## ASSIGNED TASK
This exercise calls for every line of the listing below that contains the word "Choose".

Start of DATA PROVIDED

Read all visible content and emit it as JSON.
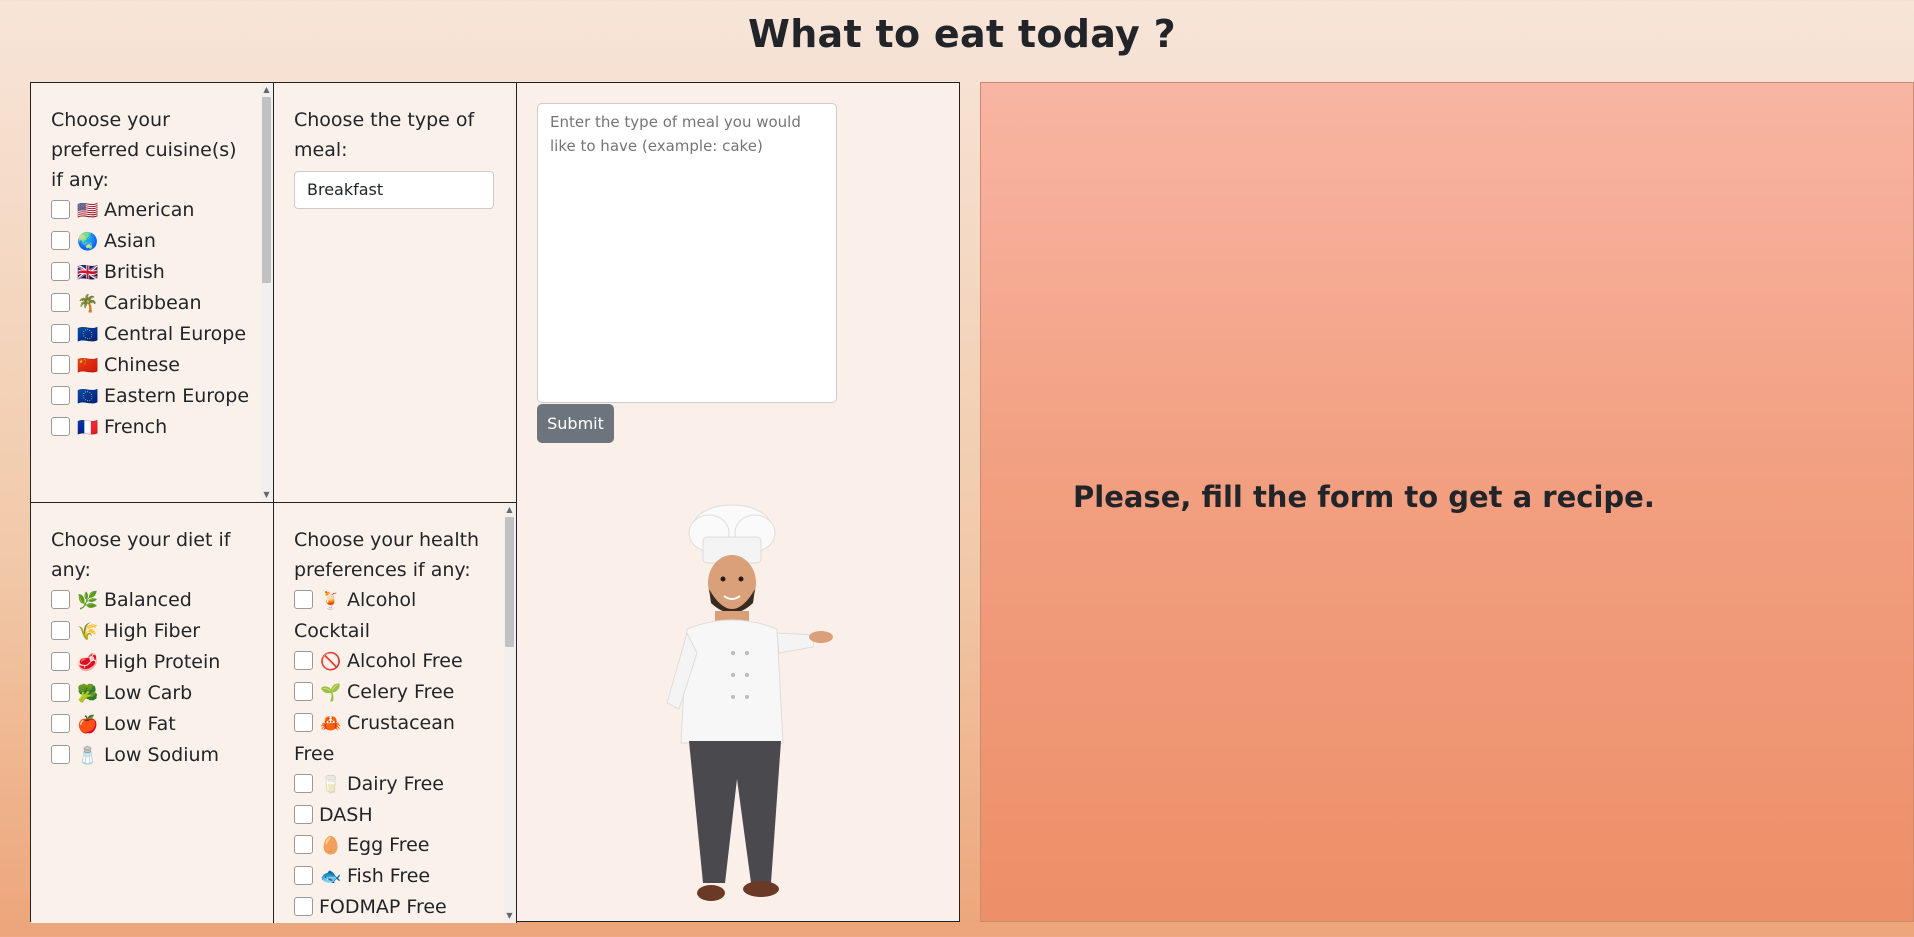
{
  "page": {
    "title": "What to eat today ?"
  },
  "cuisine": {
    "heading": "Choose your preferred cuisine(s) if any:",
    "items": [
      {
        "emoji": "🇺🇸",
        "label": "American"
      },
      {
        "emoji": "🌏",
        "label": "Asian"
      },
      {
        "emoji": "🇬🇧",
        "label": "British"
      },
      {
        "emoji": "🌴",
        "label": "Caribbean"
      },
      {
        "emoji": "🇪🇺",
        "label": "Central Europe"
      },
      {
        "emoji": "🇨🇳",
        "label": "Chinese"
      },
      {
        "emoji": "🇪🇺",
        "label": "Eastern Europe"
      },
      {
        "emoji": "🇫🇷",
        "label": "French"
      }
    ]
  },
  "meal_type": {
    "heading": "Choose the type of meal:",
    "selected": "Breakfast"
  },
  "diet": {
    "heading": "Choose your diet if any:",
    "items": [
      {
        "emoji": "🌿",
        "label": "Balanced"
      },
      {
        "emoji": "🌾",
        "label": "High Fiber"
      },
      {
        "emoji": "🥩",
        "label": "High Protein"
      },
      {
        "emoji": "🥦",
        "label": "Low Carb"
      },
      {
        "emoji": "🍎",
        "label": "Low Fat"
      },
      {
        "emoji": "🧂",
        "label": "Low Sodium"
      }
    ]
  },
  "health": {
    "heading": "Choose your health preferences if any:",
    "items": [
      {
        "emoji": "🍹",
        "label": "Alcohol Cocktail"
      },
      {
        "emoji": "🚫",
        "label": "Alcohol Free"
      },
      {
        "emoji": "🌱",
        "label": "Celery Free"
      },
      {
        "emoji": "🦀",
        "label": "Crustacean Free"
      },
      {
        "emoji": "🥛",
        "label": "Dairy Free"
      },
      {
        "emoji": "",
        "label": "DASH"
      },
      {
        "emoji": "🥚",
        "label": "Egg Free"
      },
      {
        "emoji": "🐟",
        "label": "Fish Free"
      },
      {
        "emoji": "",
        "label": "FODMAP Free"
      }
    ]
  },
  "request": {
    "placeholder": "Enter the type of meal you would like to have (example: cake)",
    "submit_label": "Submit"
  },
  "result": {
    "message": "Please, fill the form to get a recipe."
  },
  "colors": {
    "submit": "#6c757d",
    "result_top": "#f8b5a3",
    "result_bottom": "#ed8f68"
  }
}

End of DATA PROVIDED

## EXERCISE OUTPUT
    "heading": "Choose your preferred cuisine(s) if any:",
    "heading": "Choose the type of meal:",
    "heading": "Choose your diet if any:",
    "heading": "Choose your health preferences if any:",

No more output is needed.